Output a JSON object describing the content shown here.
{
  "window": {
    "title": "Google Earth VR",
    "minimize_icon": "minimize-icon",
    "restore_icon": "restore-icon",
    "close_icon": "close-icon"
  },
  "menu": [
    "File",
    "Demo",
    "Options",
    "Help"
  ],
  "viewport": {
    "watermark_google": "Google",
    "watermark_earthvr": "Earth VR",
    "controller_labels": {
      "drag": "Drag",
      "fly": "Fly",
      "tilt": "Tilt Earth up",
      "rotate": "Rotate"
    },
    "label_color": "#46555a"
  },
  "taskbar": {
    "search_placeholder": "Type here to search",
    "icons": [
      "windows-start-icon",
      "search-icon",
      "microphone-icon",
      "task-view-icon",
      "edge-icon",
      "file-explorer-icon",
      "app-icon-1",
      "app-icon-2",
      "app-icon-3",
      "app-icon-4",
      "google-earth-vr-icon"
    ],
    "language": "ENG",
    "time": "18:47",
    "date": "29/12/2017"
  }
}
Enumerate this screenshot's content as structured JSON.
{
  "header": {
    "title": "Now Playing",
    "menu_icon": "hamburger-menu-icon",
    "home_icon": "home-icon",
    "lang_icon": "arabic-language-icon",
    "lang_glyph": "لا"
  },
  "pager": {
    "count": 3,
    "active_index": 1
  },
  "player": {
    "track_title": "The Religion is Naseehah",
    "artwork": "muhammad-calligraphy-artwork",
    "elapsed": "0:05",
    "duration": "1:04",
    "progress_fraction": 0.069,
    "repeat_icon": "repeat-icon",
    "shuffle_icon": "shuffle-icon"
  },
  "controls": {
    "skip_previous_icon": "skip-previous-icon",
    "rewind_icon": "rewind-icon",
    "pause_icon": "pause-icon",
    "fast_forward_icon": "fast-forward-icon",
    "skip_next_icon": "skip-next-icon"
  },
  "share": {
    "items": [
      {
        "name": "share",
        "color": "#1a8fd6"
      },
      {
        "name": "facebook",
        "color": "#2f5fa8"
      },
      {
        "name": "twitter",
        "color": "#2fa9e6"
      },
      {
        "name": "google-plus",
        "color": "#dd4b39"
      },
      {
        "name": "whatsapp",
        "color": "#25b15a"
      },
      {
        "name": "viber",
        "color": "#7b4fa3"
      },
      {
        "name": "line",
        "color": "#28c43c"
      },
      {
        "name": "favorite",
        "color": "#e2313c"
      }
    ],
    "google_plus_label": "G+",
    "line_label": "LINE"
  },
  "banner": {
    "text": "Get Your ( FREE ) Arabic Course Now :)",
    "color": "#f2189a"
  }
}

■ ■ ■ ■ ■

Objective: From the data above, pick out each line containing "JSON" and copy it.

Reply:
Output a JSON object describing the content shown here.
Enumerate this screenshot's content as structured JSON.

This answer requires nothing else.